*Set problem*: Reproduce the listing that follows with no differences at all.

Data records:
--- START ---

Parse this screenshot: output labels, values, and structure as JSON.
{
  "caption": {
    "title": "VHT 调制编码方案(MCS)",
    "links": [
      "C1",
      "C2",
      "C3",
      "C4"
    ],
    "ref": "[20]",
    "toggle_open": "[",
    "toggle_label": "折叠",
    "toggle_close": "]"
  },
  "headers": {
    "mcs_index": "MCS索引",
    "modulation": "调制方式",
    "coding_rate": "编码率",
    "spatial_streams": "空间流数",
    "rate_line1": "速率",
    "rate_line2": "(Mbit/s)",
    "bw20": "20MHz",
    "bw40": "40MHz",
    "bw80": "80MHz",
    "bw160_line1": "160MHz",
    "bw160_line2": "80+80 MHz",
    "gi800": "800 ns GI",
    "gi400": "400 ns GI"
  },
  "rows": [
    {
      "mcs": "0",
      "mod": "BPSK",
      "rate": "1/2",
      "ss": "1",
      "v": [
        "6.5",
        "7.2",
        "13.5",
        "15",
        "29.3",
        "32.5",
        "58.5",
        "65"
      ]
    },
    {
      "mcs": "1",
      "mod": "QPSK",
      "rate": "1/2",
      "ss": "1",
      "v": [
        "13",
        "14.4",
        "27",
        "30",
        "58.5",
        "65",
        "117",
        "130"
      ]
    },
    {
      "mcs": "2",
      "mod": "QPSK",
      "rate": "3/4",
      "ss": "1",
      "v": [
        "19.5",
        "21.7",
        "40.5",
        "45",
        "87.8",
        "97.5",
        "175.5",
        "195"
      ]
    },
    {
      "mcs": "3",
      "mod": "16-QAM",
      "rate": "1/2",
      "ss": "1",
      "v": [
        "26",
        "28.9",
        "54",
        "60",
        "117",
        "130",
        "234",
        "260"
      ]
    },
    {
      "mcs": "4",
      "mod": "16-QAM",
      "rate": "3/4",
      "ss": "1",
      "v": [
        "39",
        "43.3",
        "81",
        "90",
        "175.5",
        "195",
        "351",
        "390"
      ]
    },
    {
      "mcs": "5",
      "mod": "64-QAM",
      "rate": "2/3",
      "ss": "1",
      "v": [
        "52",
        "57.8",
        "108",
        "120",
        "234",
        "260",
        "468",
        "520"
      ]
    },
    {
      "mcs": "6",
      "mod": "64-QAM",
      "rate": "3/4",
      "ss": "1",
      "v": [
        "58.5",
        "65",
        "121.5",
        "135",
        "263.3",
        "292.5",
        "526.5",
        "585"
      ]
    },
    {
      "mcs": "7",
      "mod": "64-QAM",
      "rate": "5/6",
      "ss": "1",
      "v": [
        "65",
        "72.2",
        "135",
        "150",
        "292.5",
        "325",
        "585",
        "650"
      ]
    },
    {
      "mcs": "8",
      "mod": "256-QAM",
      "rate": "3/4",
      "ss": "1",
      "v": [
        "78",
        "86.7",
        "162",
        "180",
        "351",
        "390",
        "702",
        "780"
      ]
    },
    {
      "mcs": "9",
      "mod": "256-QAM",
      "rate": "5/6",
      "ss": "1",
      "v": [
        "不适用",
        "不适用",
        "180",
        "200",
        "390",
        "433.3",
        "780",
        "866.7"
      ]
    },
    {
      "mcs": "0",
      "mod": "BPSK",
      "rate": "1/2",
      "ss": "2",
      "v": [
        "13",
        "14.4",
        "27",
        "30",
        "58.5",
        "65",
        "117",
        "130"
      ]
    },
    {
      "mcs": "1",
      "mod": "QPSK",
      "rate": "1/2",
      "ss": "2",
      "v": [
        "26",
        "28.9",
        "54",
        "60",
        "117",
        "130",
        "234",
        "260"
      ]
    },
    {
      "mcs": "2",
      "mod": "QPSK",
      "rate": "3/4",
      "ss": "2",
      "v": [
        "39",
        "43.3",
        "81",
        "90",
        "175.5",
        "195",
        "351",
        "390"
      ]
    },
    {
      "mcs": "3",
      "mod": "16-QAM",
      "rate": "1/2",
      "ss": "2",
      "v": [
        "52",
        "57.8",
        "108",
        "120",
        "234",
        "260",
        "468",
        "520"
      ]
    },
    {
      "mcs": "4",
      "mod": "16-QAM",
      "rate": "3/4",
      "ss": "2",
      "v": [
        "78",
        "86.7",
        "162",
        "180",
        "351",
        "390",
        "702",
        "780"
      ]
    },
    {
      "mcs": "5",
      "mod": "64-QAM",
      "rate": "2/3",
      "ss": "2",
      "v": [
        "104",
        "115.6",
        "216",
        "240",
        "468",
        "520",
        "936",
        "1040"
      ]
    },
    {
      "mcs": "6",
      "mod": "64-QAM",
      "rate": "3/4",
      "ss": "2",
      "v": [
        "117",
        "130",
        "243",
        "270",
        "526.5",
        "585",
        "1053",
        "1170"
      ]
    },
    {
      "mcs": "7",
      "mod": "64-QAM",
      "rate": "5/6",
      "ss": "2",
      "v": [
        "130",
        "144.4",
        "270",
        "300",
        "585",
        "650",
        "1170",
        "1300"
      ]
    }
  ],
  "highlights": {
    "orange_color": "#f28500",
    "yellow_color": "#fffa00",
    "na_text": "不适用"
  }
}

--- END ---

*Answer*:
Parse this screenshot: output labels, values, and structure as JSON.
{
  "caption": {
    "title": "VHT 调制编码方案(MCS)",
    "links": [
      "C1",
      "C2",
      "C3",
      "C4"
    ],
    "ref": "[20]",
    "toggle_open": "[",
    "toggle_label": "折叠",
    "toggle_close": "]"
  },
  "headers": {
    "mcs_index": "MCS索引",
    "modulation": "调制方式",
    "coding_rate": "编码率",
    "spatial_streams": "空间流数",
    "rate_line1": "速率",
    "rate_line2": "(Mbit/s)",
    "bw20": "20MHz",
    "bw40": "40MHz",
    "bw80": "80MHz",
    "bw160_line1": "160MHz",
    "bw160_line2": "80+80 MHz",
    "gi800": "800 ns GI",
    "gi400": "400 ns GI"
  },
  "rows": [
    {
      "mcs": "0",
      "mod": "BPSK",
      "rate": "1/2",
      "ss": "1",
      "v": [
        "6.5",
        "7.2",
        "13.5",
        "15",
        "29.3",
        "32.5",
        "58.5",
        "65"
      ]
    },
    {
      "mcs": "1",
      "mod": "QPSK",
      "rate": "1/2",
      "ss": "1",
      "v": [
        "13",
        "14.4",
        "27",
        "30",
        "58.5",
        "65",
        "117",
        "130"
      ]
    },
    {
      "mcs": "2",
      "mod": "QPSK",
      "rate": "3/4",
      "ss": "1",
      "v": [
        "19.5",
        "21.7",
        "40.5",
        "45",
        "87.8",
        "97.5",
        "175.5",
        "195"
      ]
    },
    {
      "mcs": "3",
      "mod": "16-QAM",
      "rate": "1/2",
      "ss": "1",
      "v": [
        "26",
        "28.9",
        "54",
        "60",
        "117",
        "130",
        "234",
        "260"
      ]
    },
    {
      "mcs": "4",
      "mod": "16-QAM",
      "rate": "3/4",
      "ss": "1",
      "v": [
        "39",
        "43.3",
        "81",
        "90",
        "175.5",
        "195",
        "351",
        "390"
      ]
    },
    {
      "mcs": "5",
      "mod": "64-QAM",
      "rate": "2/3",
      "ss": "1",
      "v": [
        "52",
        "57.8",
        "108",
        "120",
        "234",
        "260",
        "468",
        "520"
      ]
    },
    {
      "mcs": "6",
      "mod": "64-QAM",
      "rate": "3/4",
      "ss": "1",
      "v": [
        "58.5",
        "65",
        "121.5",
        "135",
        "263.3",
        "292.5",
        "526.5",
        "585"
      ]
    },
    {
      "mcs": "7",
      "mod": "64-QAM",
      "rate": "5/6",
      "ss": "1",
      "v": [
        "65",
        "72.2",
        "135",
        "150",
        "292.5",
        "325",
        "585",
        "650"
      ]
    },
    {
      "mcs": "8",
      "mod": "256-QAM",
      "rate": "3/4",
      "ss": "1",
      "v": [
        "78",
        "86.7",
        "162",
        "180",
        "351",
        "390",
        "702",
        "780"
      ]
    },
    {
      "mcs": "9",
      "mod": "256-QAM",
      "rate": "5/6",
      "ss": "1",
      "v": [
        "不适用",
        "不适用",
        "180",
        "200",
        "390",
        "433.3",
        "780",
        "866.7"
      ]
    },
    {
      "mcs": "0",
      "mod": "BPSK",
      "rate": "1/2",
      "ss": "2",
      "v": [
        "13",
        "14.4",
        "27",
        "30",
        "58.5",
        "65",
        "117",
        "130"
      ]
    },
    {
      "mcs": "1",
      "mod": "QPSK",
      "rate": "1/2",
      "ss": "2",
      "v": [
        "26",
        "28.9",
        "54",
        "60",
        "117",
        "130",
        "234",
        "260"
      ]
    },
    {
      "mcs": "2",
      "mod": "QPSK",
      "rate": "3/4",
      "ss": "2",
      "v": [
        "39",
        "43.3",
        "81",
        "90",
        "175.5",
        "195",
        "351",
        "390"
      ]
    },
    {
      "mcs": "3",
      "mod": "16-QAM",
      "rate": "1/2",
      "ss": "2",
      "v": [
        "52",
        "57.8",
        "108",
        "120",
        "234",
        "260",
        "468",
        "520"
      ]
    },
    {
      "mcs": "4",
      "mod": "16-QAM",
      "rate": "3/4",
      "ss": "2",
      "v": [
        "78",
        "86.7",
        "162",
        "180",
        "351",
        "390",
        "702",
        "780"
      ]
    },
    {
      "mcs": "5",
      "mod": "64-QAM",
      "rate": "2/3",
      "ss": "2",
      "v": [
        "104",
        "115.6",
        "216",
        "240",
        "468",
        "520",
        "936",
        "1040"
      ]
    },
    {
      "mcs": "6",
      "mod": "64-QAM",
      "rate": "3/4",
      "ss": "2",
      "v": [
        "117",
        "130",
        "243",
        "270",
        "526.5",
        "585",
        "1053",
        "1170"
      ]
    },
    {
      "mcs": "7",
      "mod": "64-QAM",
      "rate": "5/6",
      "ss": "2",
      "v": [
        "130",
        "144.4",
        "270",
        "300",
        "585",
        "650",
        "1170",
        "1300"
      ]
    }
  ],
  "highlights": {
    "orange_color": "#f28500",
    "yellow_color": "#fffa00",
    "na_text": "不适用"
  }
}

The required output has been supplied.